Collection entries:
---*---

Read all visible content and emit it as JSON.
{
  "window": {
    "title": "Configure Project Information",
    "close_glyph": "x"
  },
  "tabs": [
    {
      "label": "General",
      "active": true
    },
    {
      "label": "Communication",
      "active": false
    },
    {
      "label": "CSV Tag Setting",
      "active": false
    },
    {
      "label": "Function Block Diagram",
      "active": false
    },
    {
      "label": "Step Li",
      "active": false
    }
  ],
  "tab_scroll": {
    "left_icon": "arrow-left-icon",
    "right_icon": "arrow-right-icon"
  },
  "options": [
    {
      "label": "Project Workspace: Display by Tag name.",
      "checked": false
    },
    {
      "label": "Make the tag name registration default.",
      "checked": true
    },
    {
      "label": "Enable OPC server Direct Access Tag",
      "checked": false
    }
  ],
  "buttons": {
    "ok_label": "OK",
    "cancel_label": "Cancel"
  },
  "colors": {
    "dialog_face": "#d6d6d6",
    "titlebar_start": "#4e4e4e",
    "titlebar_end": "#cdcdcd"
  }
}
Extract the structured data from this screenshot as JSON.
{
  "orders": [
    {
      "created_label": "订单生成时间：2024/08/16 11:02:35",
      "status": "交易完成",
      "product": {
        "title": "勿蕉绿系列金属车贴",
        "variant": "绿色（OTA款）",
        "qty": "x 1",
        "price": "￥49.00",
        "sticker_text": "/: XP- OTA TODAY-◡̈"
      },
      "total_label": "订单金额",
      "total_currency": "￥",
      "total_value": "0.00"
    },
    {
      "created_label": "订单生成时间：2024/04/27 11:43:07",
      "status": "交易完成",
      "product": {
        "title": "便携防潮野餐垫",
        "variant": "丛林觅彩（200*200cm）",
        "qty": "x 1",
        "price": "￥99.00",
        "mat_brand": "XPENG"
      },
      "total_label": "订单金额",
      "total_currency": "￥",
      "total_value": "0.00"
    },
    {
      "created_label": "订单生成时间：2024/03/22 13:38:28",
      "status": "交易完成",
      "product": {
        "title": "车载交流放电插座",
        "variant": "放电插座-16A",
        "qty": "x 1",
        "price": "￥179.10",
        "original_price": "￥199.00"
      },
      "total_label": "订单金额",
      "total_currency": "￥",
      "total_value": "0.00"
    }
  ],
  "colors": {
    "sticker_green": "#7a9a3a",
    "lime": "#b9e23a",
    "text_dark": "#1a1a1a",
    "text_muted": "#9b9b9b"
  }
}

---*---

* [Exercise requirements] Copy out every entry again, exactly as it was given.

* [Result of the task]
Read all visible content and emit it as JSON.
{
  "window": {
    "title": "Configure Project Information",
    "close_glyph": "x"
  },
  "tabs": [
    {
      "label": "General",
      "active": true
    },
    {
      "label": "Communication",
      "active": false
    },
    {
      "label": "CSV Tag Setting",
      "active": false
    },
    {
      "label": "Function Block Diagram",
      "active": false
    },
    {
      "label": "Step Li",
      "active": false
    }
  ],
  "tab_scroll": {
    "left_icon": "arrow-left-icon",
    "right_icon": "arrow-right-icon"
  },
  "options": [
    {
      "label": "Project Workspace: Display by Tag name.",
      "checked": false
    },
    {
      "label": "Make the tag name registration default.",
      "checked": true
    },
    {
      "label": "Enable OPC server Direct Access Tag",
      "checked": false
    }
  ],
  "buttons": {
    "ok_label": "OK",
    "cancel_label": "Cancel"
  },
  "colors": {
    "dialog_face": "#d6d6d6",
    "titlebar_start": "#4e4e4e",
    "titlebar_end": "#cdcdcd"
  }
}
Extract the structured data from this screenshot as JSON.
{
  "orders": [
    {
      "created_label": "订单生成时间：2024/08/16 11:02:35",
      "status": "交易完成",
      "product": {
        "title": "勿蕉绿系列金属车贴",
        "variant": "绿色（OTA款）",
        "qty": "x 1",
        "price": "￥49.00",
        "sticker_text": "/: XP- OTA TODAY-◡̈"
      },
      "total_label": "订单金额",
      "total_currency": "￥",
      "total_value": "0.00"
    },
    {
      "created_label": "订单生成时间：2024/04/27 11:43:07",
      "status": "交易完成",
      "product": {
        "title": "便携防潮野餐垫",
        "variant": "丛林觅彩（200*200cm）",
        "qty": "x 1",
        "price": "￥99.00",
        "mat_brand": "XPENG"
      },
      "total_label": "订单金额",
      "total_currency": "￥",
      "total_value": "0.00"
    },
    {
      "created_label": "订单生成时间：2024/03/22 13:38:28",
      "status": "交易完成",
      "product": {
        "title": "车载交流放电插座",
        "variant": "放电插座-16A",
        "qty": "x 1",
        "price": "￥179.10",
        "original_price": "￥199.00"
      },
      "total_label": "订单金额",
      "total_currency": "￥",
      "total_value": "0.00"
    }
  ],
  "colors": {
    "sticker_green": "#7a9a3a",
    "lime": "#b9e23a",
    "text_dark": "#1a1a1a",
    "text_muted": "#9b9b9b"
  }
}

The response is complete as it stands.